Items stored from a collection:
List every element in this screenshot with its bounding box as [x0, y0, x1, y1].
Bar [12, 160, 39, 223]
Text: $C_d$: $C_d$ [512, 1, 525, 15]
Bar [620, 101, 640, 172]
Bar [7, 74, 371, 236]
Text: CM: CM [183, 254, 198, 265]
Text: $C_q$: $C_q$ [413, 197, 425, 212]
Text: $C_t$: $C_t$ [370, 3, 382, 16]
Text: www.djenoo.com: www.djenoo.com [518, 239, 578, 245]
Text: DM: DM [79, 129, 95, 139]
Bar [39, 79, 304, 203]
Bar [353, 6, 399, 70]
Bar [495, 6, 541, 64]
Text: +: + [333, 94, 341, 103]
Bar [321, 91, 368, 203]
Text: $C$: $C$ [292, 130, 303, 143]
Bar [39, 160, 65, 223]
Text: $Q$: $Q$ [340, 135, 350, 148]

[What to do]: Reproduce the material above word for word, keeping every line in its original order and form.

[Complete response]:
List every element in this screenshot with its bounding box as [x0, y0, x1, y1].
Bar [12, 160, 39, 223]
Text: $C_d$: $C_d$ [512, 1, 525, 15]
Bar [620, 101, 640, 172]
Bar [7, 74, 371, 236]
Text: CM: CM [183, 254, 198, 265]
Text: $C_q$: $C_q$ [413, 197, 425, 212]
Text: $C_t$: $C_t$ [370, 3, 382, 16]
Text: www.djenoo.com: www.djenoo.com [518, 239, 578, 245]
Text: DM: DM [79, 129, 95, 139]
Bar [39, 79, 304, 203]
Bar [353, 6, 399, 70]
Bar [495, 6, 541, 64]
Text: +: + [333, 94, 341, 103]
Bar [321, 91, 368, 203]
Text: $C$: $C$ [292, 130, 303, 143]
Bar [39, 160, 65, 223]
Text: $Q$: $Q$ [340, 135, 350, 148]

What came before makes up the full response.